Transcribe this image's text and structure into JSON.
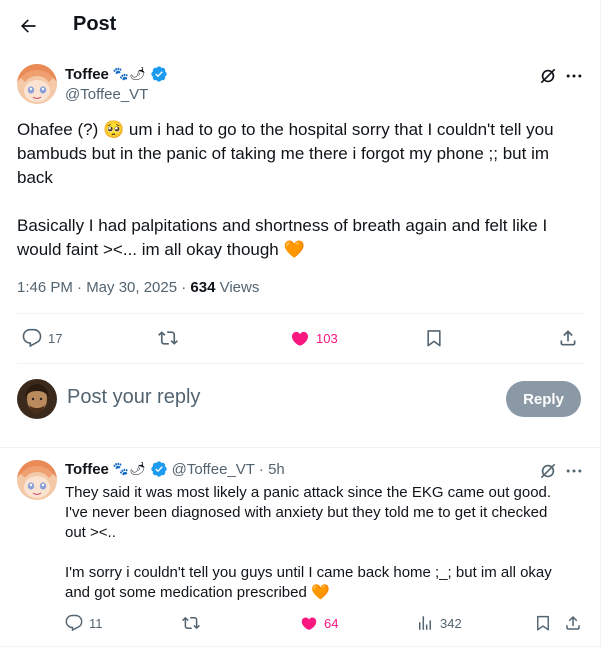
{
  "header": {
    "title": "Post"
  },
  "post": {
    "author_name": "Toffee",
    "author_emoji": "🐾🌶",
    "handle": "@Toffee_VT",
    "text_p1": "Ohafee (?) 🥺 um i had to go to the hospital sorry that I couldn't tell you bambuds but in the panic of taking me there i forgot my phone ;; but im back",
    "text_p2": "Basically I had palpitations and shortness of breath again and felt like I would faint ><... im all okay though 🧡",
    "time": "1:46 PM · May 30, 2025 · ",
    "views_count": "634",
    "views_label": " Views",
    "replies": "17",
    "likes": "103",
    "liked": true
  },
  "composer": {
    "placeholder": "Post your reply",
    "button": "Reply"
  },
  "reply": {
    "author_name": "Toffee",
    "author_emoji": "🐾🌶",
    "handle": "@Toffee_VT",
    "time": "· 5h",
    "text": "They said it was most likely a panic attack since the EKG came out good. I've never been diagnosed with anxiety but they told me to get it checked out ><..\n\nI'm sorry i couldn't tell you guys until I came back home ;_; but im all okay and got some medication prescribed 🧡",
    "replies": "11",
    "likes": "64",
    "views": "342"
  },
  "colors": {
    "accent": "#1d9bf0",
    "like": "#f91880",
    "muted": "#536471",
    "reply_button": "#8b98a5"
  }
}
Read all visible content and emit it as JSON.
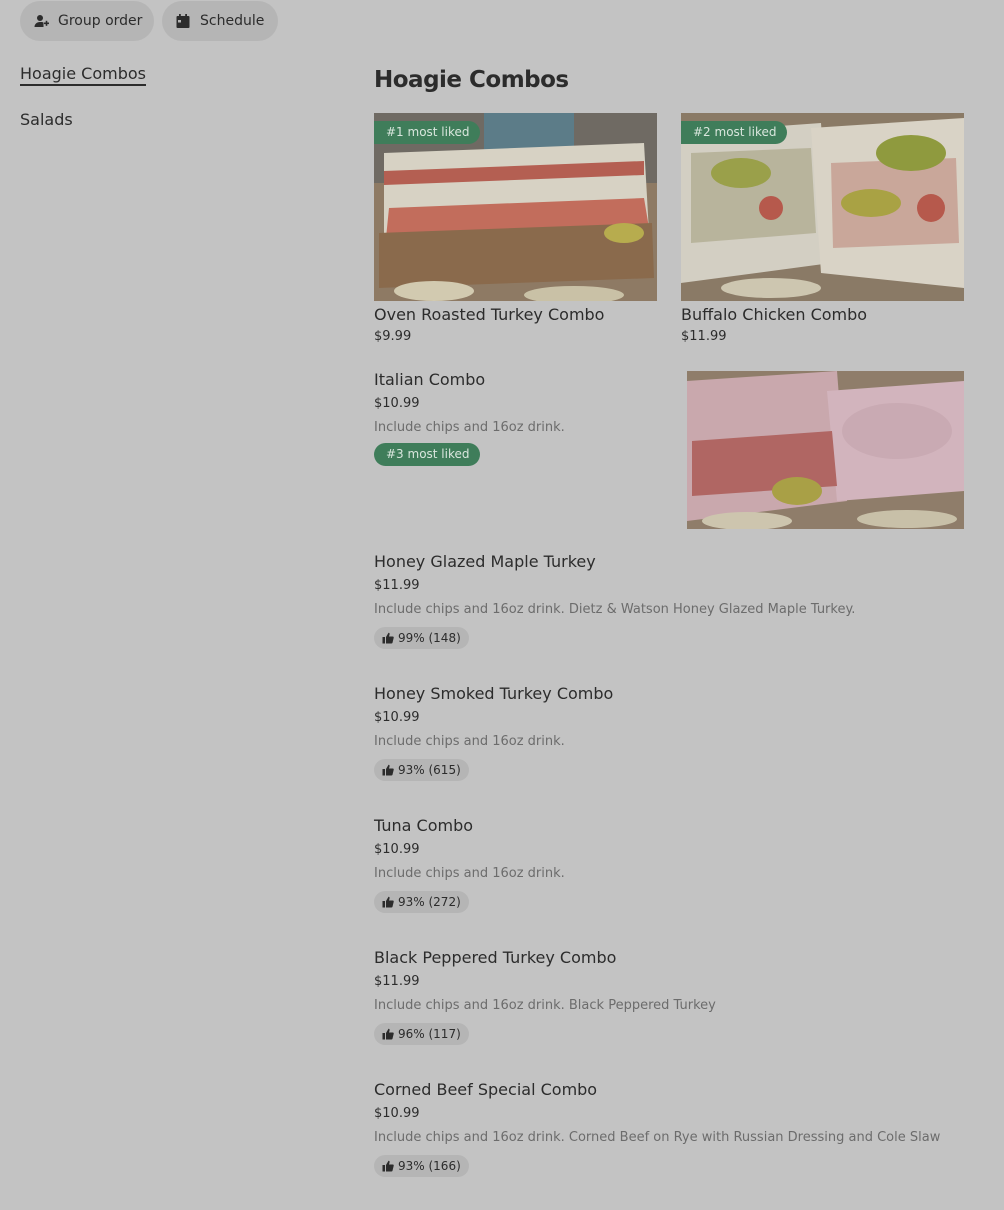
{
  "header": {
    "group_order_label": "Group order",
    "schedule_label": "Schedule"
  },
  "sidebar": {
    "items": [
      {
        "label": "Hoagie Combos",
        "active": true
      },
      {
        "label": "Salads",
        "active": false
      }
    ]
  },
  "section": {
    "title": "Hoagie Combos"
  },
  "featured": [
    {
      "badge": "#1 most liked",
      "name": "Oven Roasted Turkey Combo",
      "price": "$9.99"
    },
    {
      "badge": "#2 most liked",
      "name": "Buffalo Chicken Combo",
      "price": "$11.99"
    }
  ],
  "items": [
    {
      "name": "Italian Combo",
      "price": "$10.99",
      "description": "Include chips and 16oz drink.",
      "badge": "#3 most liked"
    },
    {
      "name": "Honey Glazed Maple Turkey",
      "price": "$11.99",
      "description": "Include chips and 16oz drink. Dietz & Watson Honey Glazed Maple Turkey.",
      "rating": "99% (148)"
    },
    {
      "name": "Honey Smoked Turkey Combo",
      "price": "$10.99",
      "description": "Include chips and 16oz drink.",
      "rating": "93% (615)"
    },
    {
      "name": "Tuna Combo",
      "price": "$10.99",
      "description": "Include chips and 16oz drink.",
      "rating": "93% (272)"
    },
    {
      "name": "Black Peppered Turkey Combo",
      "price": "$11.99",
      "description": "Include chips and 16oz drink. Black Peppered Turkey",
      "rating": "96% (117)"
    },
    {
      "name": "Corned Beef Special Combo",
      "price": "$10.99",
      "description": "Include chips and 16oz drink. Corned Beef on Rye with Russian Dressing and Cole Slaw",
      "rating": "93% (166)"
    }
  ],
  "colors": {
    "overlay_bg": "#c3c3c3",
    "pill_bg": "#b5b5b5",
    "badge_green": "#3f7d5a",
    "text": "#2c2c2c",
    "muted": "#6c6c6c"
  },
  "icons": {
    "group_order": "person-add-icon",
    "schedule": "calendar-icon",
    "rating": "thumbs-up-icon"
  }
}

________________________

Print the listing above in full, exactly as written. Omit any pictures.

■ Solution to the problem ■
Transcribe this image's text and structure into JSON.
{
  "header": {
    "title": "Post"
  },
  "post": {
    "author_name": "Toffee",
    "author_emoji": "🐾🌶",
    "handle": "@Toffee_VT",
    "text_p1": "Ohafee (?) 🥺 um i had to go to the hospital sorry that I couldn't tell you bambuds but in the panic of taking me there i forgot my phone ;; but im back",
    "text_p2": "Basically I had palpitations and shortness of breath again and felt like I would faint ><... im all okay though 🧡",
    "time": "1:46 PM · May 30, 2025 · ",
    "views_count": "634",
    "views_label": " Views",
    "replies": "17",
    "likes": "103",
    "liked": true
  },
  "composer": {
    "placeholder": "Post your reply",
    "button": "Reply"
  },
  "reply": {
    "author_name": "Toffee",
    "author_emoji": "🐾🌶",
    "handle": "@Toffee_VT",
    "time": "· 5h",
    "text": "They said it was most likely a panic attack since the EKG came out good. I've never been diagnosed with anxiety but they told me to get it checked out ><..\n\nI'm sorry i couldn't tell you guys until I came back home ;_; but im all okay and got some medication prescribed 🧡",
    "replies": "11",
    "likes": "64",
    "views": "342"
  },
  "colors": {
    "accent": "#1d9bf0",
    "like": "#f91880",
    "muted": "#536471",
    "reply_button": "#8b98a5"
  }
}
Read all visible content and emit it as JSON.
{
  "header": {
    "group_order_label": "Group order",
    "schedule_label": "Schedule"
  },
  "sidebar": {
    "items": [
      {
        "label": "Hoagie Combos",
        "active": true
      },
      {
        "label": "Salads",
        "active": false
      }
    ]
  },
  "section": {
    "title": "Hoagie Combos"
  },
  "featured": [
    {
      "badge": "#1 most liked",
      "name": "Oven Roasted Turkey Combo",
      "price": "$9.99"
    },
    {
      "badge": "#2 most liked",
      "name": "Buffalo Chicken Combo",
      "price": "$11.99"
    }
  ],
  "items": [
    {
      "name": "Italian Combo",
      "price": "$10.99",
      "description": "Include chips and 16oz drink.",
      "badge": "#3 most liked"
    },
    {
      "name": "Honey Glazed Maple Turkey",
      "price": "$11.99",
      "description": "Include chips and 16oz drink. Dietz & Watson Honey Glazed Maple Turkey.",
      "rating": "99% (148)"
    },
    {
      "name": "Honey Smoked Turkey Combo",
      "price": "$10.99",
      "description": "Include chips and 16oz drink.",
      "rating": "93% (615)"
    },
    {
      "name": "Tuna Combo",
      "price": "$10.99",
      "description": "Include chips and 16oz drink.",
      "rating": "93% (272)"
    },
    {
      "name": "Black Peppered Turkey Combo",
      "price": "$11.99",
      "description": "Include chips and 16oz drink. Black Peppered Turkey",
      "rating": "96% (117)"
    },
    {
      "name": "Corned Beef Special Combo",
      "price": "$10.99",
      "description": "Include chips and 16oz drink. Corned Beef on Rye with Russian Dressing and Cole Slaw",
      "rating": "93% (166)"
    }
  ],
  "colors": {
    "overlay_bg": "#c3c3c3",
    "pill_bg": "#b5b5b5",
    "badge_green": "#3f7d5a",
    "text": "#2c2c2c",
    "muted": "#6c6c6c"
  },
  "icons": {
    "group_order": "person-add-icon",
    "schedule": "calendar-icon",
    "rating": "thumbs-up-icon"
  }
}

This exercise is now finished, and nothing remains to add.